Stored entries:
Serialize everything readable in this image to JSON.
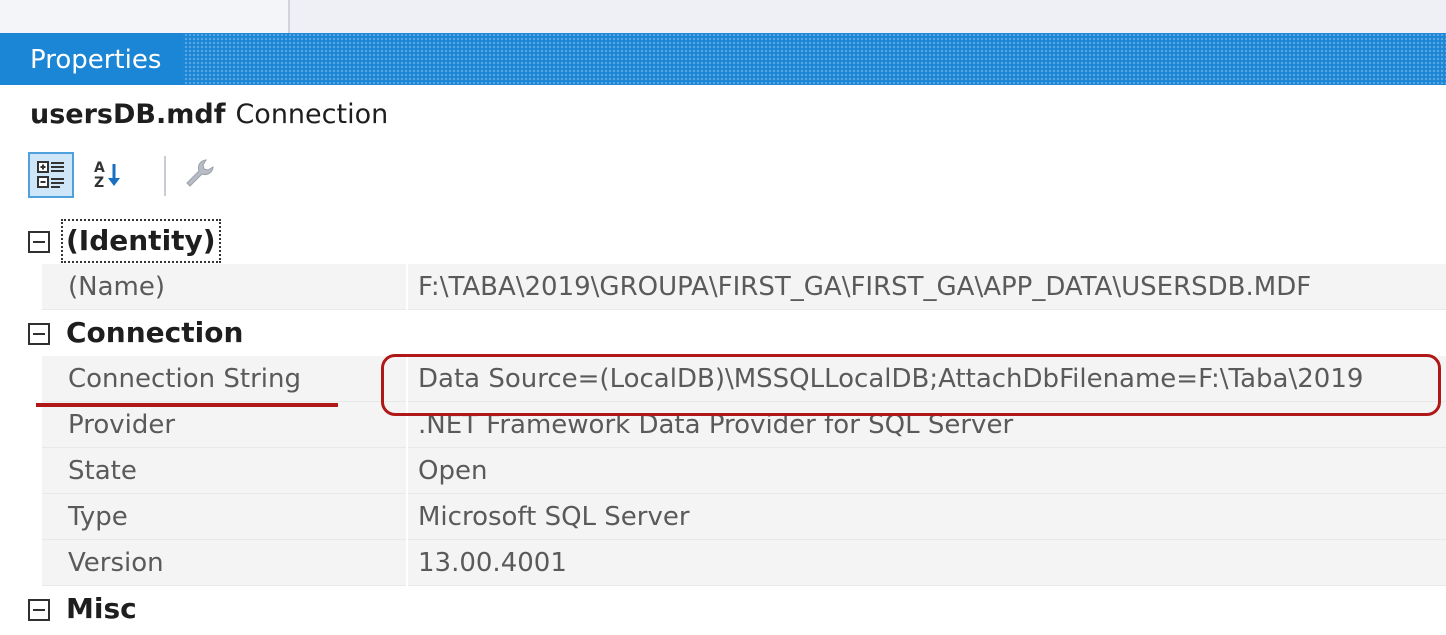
{
  "panel": {
    "title": "Properties"
  },
  "object": {
    "name": "usersDB.mdf",
    "type": "Connection"
  },
  "toolbar": {
    "categorized_icon": "categorized-icon",
    "alphabetical_icon": "alphabetical-sort-icon",
    "property_pages_icon": "wrench-icon"
  },
  "categories": [
    {
      "label": "(Identity)",
      "properties": [
        {
          "name": "(Name)",
          "value": "F:\\TABA\\2019\\GROUPA\\FIRST_GA\\FIRST_GA\\APP_DATA\\USERSDB.MDF"
        }
      ]
    },
    {
      "label": "Connection",
      "properties": [
        {
          "name": "Connection String",
          "value": "Data Source=(LocalDB)\\MSSQLLocalDB;AttachDbFilename=F:\\Taba\\2019"
        },
        {
          "name": "Provider",
          "value": ".NET Framework Data Provider for SQL Server"
        },
        {
          "name": "State",
          "value": "Open"
        },
        {
          "name": "Type",
          "value": "Microsoft SQL Server"
        },
        {
          "name": "Version",
          "value": "13.00.4001"
        }
      ]
    },
    {
      "label": "Misc",
      "properties": []
    }
  ],
  "colors": {
    "titlebar": "#1c86d6",
    "annotation": "#b01818"
  }
}
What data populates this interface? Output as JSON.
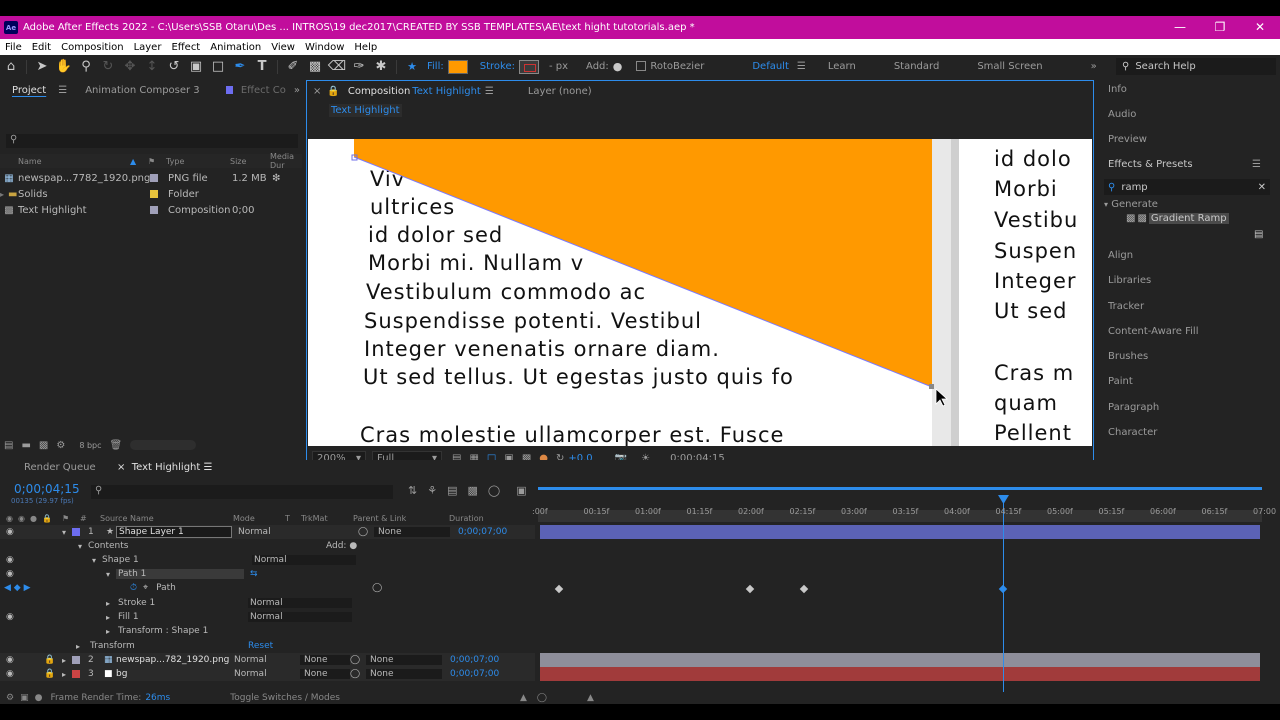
{
  "window": {
    "title": "Adobe After Effects 2022 - C:\\Users\\SSB Otaru\\Des ... INTROS\\19 dec2017\\CREATED BY SSB TEMPLATES\\AE\\text hight tutotorials.aep *",
    "logo": "Ae"
  },
  "menu": [
    "File",
    "Edit",
    "Composition",
    "Layer",
    "Effect",
    "Animation",
    "View",
    "Window",
    "Help"
  ],
  "toolbar": {
    "fill_label": "Fill:",
    "stroke_label": "Stroke:",
    "stroke_unit": "- px",
    "add_label": "Add:",
    "rotobezier": "RotoBezier",
    "workspaces": [
      "Default",
      "Learn",
      "Standard",
      "Small Screen"
    ],
    "search_help": "Search Help",
    "fill_color": "#ff9900"
  },
  "project": {
    "tabs": [
      "Project",
      "Animation Composer 3",
      "Effect Co"
    ],
    "search_icon": "search-icon",
    "columns": [
      "Name",
      "Type",
      "Size",
      "Media Dur"
    ],
    "items": [
      {
        "name": "newspap...7782_1920.png",
        "type": "PNG file",
        "size": "1.2 MB",
        "label_color": "#9f9fb8"
      },
      {
        "name": "Solids",
        "type": "Folder",
        "size": "",
        "label_color": "#e6c23c"
      },
      {
        "name": "Text Highlight",
        "type": "Composition",
        "size": "0;00",
        "label_color": "#9f9fb8"
      }
    ],
    "bpc": "8 bpc"
  },
  "composition": {
    "tab_prefix": "Composition",
    "tab_name": "Text Highlight",
    "layer_tab": "Layer  (none)",
    "breadcrumb": "Text Highlight",
    "text_left": [
      "Viv",
      "ultrices",
      "id dolor sed",
      "Morbi mi. Nullam v",
      "Vestibulum commodo ac",
      "Suspendisse potenti. Vestibul",
      "Integer venenatis ornare diam.",
      "Ut sed tellus. Ut egestas justo quis fo",
      "Cras molestie ullamcorper est. Fusce"
    ],
    "text_right": [
      "id dolo",
      "Morbi",
      "Vestibu",
      "Suspen",
      "Integer",
      "Ut sed",
      "Cras m",
      "quam",
      "Pellent"
    ],
    "zoom": "200%",
    "resolution": "Full",
    "exposure": "+0.0",
    "timecode": "0;00;04;15"
  },
  "right_panel": {
    "items_top": [
      "Info",
      "Audio",
      "Preview",
      "Effects & Presets"
    ],
    "search_value": "ramp",
    "tree_folder": "Generate",
    "tree_item": "Gradient Ramp",
    "items_bottom": [
      "Align",
      "Libraries",
      "Tracker",
      "Content-Aware Fill",
      "Brushes",
      "Paint",
      "Paragraph",
      "Character"
    ]
  },
  "timeline": {
    "tabs": [
      "Render Queue",
      "Text Highlight"
    ],
    "timecode": "0;00;04;15",
    "fps": "00135 (29.97 fps)",
    "col_headers": [
      "#",
      "Source Name",
      "Mode",
      "T",
      "TrkMat",
      "Parent & Link",
      "Duration"
    ],
    "layers": [
      {
        "num": "1",
        "name": "Shape Layer 1",
        "mode": "Normal",
        "trkmat": "",
        "parent": "None",
        "duration": "0;00;07;00"
      },
      {
        "num": "2",
        "name": "newspap...782_1920.png",
        "mode": "Normal",
        "trkmat": "None",
        "parent": "None",
        "duration": "0;00;07;00"
      },
      {
        "num": "3",
        "name": "bg",
        "mode": "Normal",
        "trkmat": "None",
        "parent": "None",
        "duration": "0;00;07;00"
      }
    ],
    "props": {
      "contents": "Contents",
      "add": "Add:",
      "shape1": "Shape 1",
      "shape1_mode": "Normal",
      "path1": "Path 1",
      "path": "Path",
      "stroke1": "Stroke 1",
      "stroke1_mode": "Normal",
      "fill1": "Fill 1",
      "fill1_mode": "Normal",
      "transform_shape": "Transform : Shape 1",
      "transform": "Transform",
      "reset": "Reset"
    },
    "ruler": [
      ":00f",
      "00:15f",
      "01:00f",
      "01:15f",
      "02:00f",
      "02:15f",
      "03:00f",
      "03:15f",
      "04:00f",
      "04:15f",
      "05:00f",
      "05:15f",
      "06:00f",
      "06:15f",
      "07:00"
    ],
    "footer_left": "Frame Render Time:",
    "footer_value": "26ms",
    "footer_mid": "Toggle Switches / Modes",
    "colors": {
      "shape_bar": "#5b62b5",
      "png_bar": "#8e8e9a",
      "bg_bar": "#a13b3b",
      "cti": "#2d8ceb"
    }
  }
}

→ Task details
Without the pictures, copy the material exactly as given.

→ Solution
Serialize everything readable in this image to JSON.
{
  "panel": {
    "title": "Properties"
  },
  "object": {
    "name": "usersDB.mdf",
    "type": "Connection"
  },
  "toolbar": {
    "categorized_icon": "categorized-icon",
    "alphabetical_icon": "alphabetical-sort-icon",
    "property_pages_icon": "wrench-icon"
  },
  "categories": [
    {
      "label": "(Identity)",
      "properties": [
        {
          "name": "(Name)",
          "value": "F:\\TABA\\2019\\GROUPA\\FIRST_GA\\FIRST_GA\\APP_DATA\\USERSDB.MDF"
        }
      ]
    },
    {
      "label": "Connection",
      "properties": [
        {
          "name": "Connection String",
          "value": "Data Source=(LocalDB)\\MSSQLLocalDB;AttachDbFilename=F:\\Taba\\2019"
        },
        {
          "name": "Provider",
          "value": ".NET Framework Data Provider for SQL Server"
        },
        {
          "name": "State",
          "value": "Open"
        },
        {
          "name": "Type",
          "value": "Microsoft SQL Server"
        },
        {
          "name": "Version",
          "value": "13.00.4001"
        }
      ]
    },
    {
      "label": "Misc",
      "properties": []
    }
  ],
  "colors": {
    "titlebar": "#1c86d6",
    "annotation": "#b01818"
  }
}
What data populates this interface? Output as JSON.
{
  "window": {
    "title": "Adobe After Effects 2022 - C:\\Users\\SSB Otaru\\Des ... INTROS\\19 dec2017\\CREATED BY SSB TEMPLATES\\AE\\text hight tutotorials.aep *",
    "logo": "Ae"
  },
  "menu": [
    "File",
    "Edit",
    "Composition",
    "Layer",
    "Effect",
    "Animation",
    "View",
    "Window",
    "Help"
  ],
  "toolbar": {
    "fill_label": "Fill:",
    "stroke_label": "Stroke:",
    "stroke_unit": "- px",
    "add_label": "Add:",
    "rotobezier": "RotoBezier",
    "workspaces": [
      "Default",
      "Learn",
      "Standard",
      "Small Screen"
    ],
    "search_help": "Search Help",
    "fill_color": "#ff9900"
  },
  "project": {
    "tabs": [
      "Project",
      "Animation Composer 3",
      "Effect Co"
    ],
    "search_icon": "search-icon",
    "columns": [
      "Name",
      "Type",
      "Size",
      "Media Dur"
    ],
    "items": [
      {
        "name": "newspap...7782_1920.png",
        "type": "PNG file",
        "size": "1.2 MB",
        "label_color": "#9f9fb8"
      },
      {
        "name": "Solids",
        "type": "Folder",
        "size": "",
        "label_color": "#e6c23c"
      },
      {
        "name": "Text Highlight",
        "type": "Composition",
        "size": "0;00",
        "label_color": "#9f9fb8"
      }
    ],
    "bpc": "8 bpc"
  },
  "composition": {
    "tab_prefix": "Composition",
    "tab_name": "Text Highlight",
    "layer_tab": "Layer  (none)",
    "breadcrumb": "Text Highlight",
    "text_left": [
      "Viv",
      "ultrices",
      "id dolor sed",
      "Morbi mi. Nullam v",
      "Vestibulum commodo ac",
      "Suspendisse potenti. Vestibul",
      "Integer venenatis ornare diam.",
      "Ut sed tellus. Ut egestas justo quis fo",
      "Cras molestie ullamcorper est. Fusce"
    ],
    "text_right": [
      "id dolo",
      "Morbi",
      "Vestibu",
      "Suspen",
      "Integer",
      "Ut sed",
      "Cras m",
      "quam",
      "Pellent"
    ],
    "zoom": "200%",
    "resolution": "Full",
    "exposure": "+0.0",
    "timecode": "0;00;04;15"
  },
  "right_panel": {
    "items_top": [
      "Info",
      "Audio",
      "Preview",
      "Effects & Presets"
    ],
    "search_value": "ramp",
    "tree_folder": "Generate",
    "tree_item": "Gradient Ramp",
    "items_bottom": [
      "Align",
      "Libraries",
      "Tracker",
      "Content-Aware Fill",
      "Brushes",
      "Paint",
      "Paragraph",
      "Character"
    ]
  },
  "timeline": {
    "tabs": [
      "Render Queue",
      "Text Highlight"
    ],
    "timecode": "0;00;04;15",
    "fps": "00135 (29.97 fps)",
    "col_headers": [
      "#",
      "Source Name",
      "Mode",
      "T",
      "TrkMat",
      "Parent & Link",
      "Duration"
    ],
    "layers": [
      {
        "num": "1",
        "name": "Shape Layer 1",
        "mode": "Normal",
        "trkmat": "",
        "parent": "None",
        "duration": "0;00;07;00"
      },
      {
        "num": "2",
        "name": "newspap...782_1920.png",
        "mode": "Normal",
        "trkmat": "None",
        "parent": "None",
        "duration": "0;00;07;00"
      },
      {
        "num": "3",
        "name": "bg",
        "mode": "Normal",
        "trkmat": "None",
        "parent": "None",
        "duration": "0;00;07;00"
      }
    ],
    "props": {
      "contents": "Contents",
      "add": "Add:",
      "shape1": "Shape 1",
      "shape1_mode": "Normal",
      "path1": "Path 1",
      "path": "Path",
      "stroke1": "Stroke 1",
      "stroke1_mode": "Normal",
      "fill1": "Fill 1",
      "fill1_mode": "Normal",
      "transform_shape": "Transform : Shape 1",
      "transform": "Transform",
      "reset": "Reset"
    },
    "ruler": [
      ":00f",
      "00:15f",
      "01:00f",
      "01:15f",
      "02:00f",
      "02:15f",
      "03:00f",
      "03:15f",
      "04:00f",
      "04:15f",
      "05:00f",
      "05:15f",
      "06:00f",
      "06:15f",
      "07:00"
    ],
    "footer_left": "Frame Render Time:",
    "footer_value": "26ms",
    "footer_mid": "Toggle Switches / Modes",
    "colors": {
      "shape_bar": "#5b62b5",
      "png_bar": "#8e8e9a",
      "bg_bar": "#a13b3b",
      "cti": "#2d8ceb"
    }
  }
}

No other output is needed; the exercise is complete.